• Dataset records:
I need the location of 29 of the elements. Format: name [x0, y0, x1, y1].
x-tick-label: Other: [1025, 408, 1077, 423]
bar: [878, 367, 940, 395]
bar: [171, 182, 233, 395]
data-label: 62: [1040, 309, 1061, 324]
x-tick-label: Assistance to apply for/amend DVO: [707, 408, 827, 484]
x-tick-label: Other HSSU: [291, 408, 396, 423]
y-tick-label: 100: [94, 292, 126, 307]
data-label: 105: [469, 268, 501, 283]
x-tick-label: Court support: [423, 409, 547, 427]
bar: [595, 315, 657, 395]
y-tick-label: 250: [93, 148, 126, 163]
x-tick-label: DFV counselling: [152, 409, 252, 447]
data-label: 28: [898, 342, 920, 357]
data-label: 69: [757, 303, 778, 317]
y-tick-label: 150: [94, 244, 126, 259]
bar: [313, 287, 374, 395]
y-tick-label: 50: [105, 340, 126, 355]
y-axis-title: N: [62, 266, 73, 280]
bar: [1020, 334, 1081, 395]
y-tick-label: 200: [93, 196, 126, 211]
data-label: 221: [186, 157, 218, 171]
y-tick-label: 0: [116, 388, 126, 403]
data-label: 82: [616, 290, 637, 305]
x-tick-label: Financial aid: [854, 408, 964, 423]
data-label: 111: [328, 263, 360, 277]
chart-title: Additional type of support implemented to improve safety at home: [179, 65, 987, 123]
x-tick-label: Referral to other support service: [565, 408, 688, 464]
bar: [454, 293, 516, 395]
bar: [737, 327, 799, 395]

• Exercise task:
Report how many lines of the records contain the string "title", matching case exactly, and give only the number.

• Result of this exercise:
2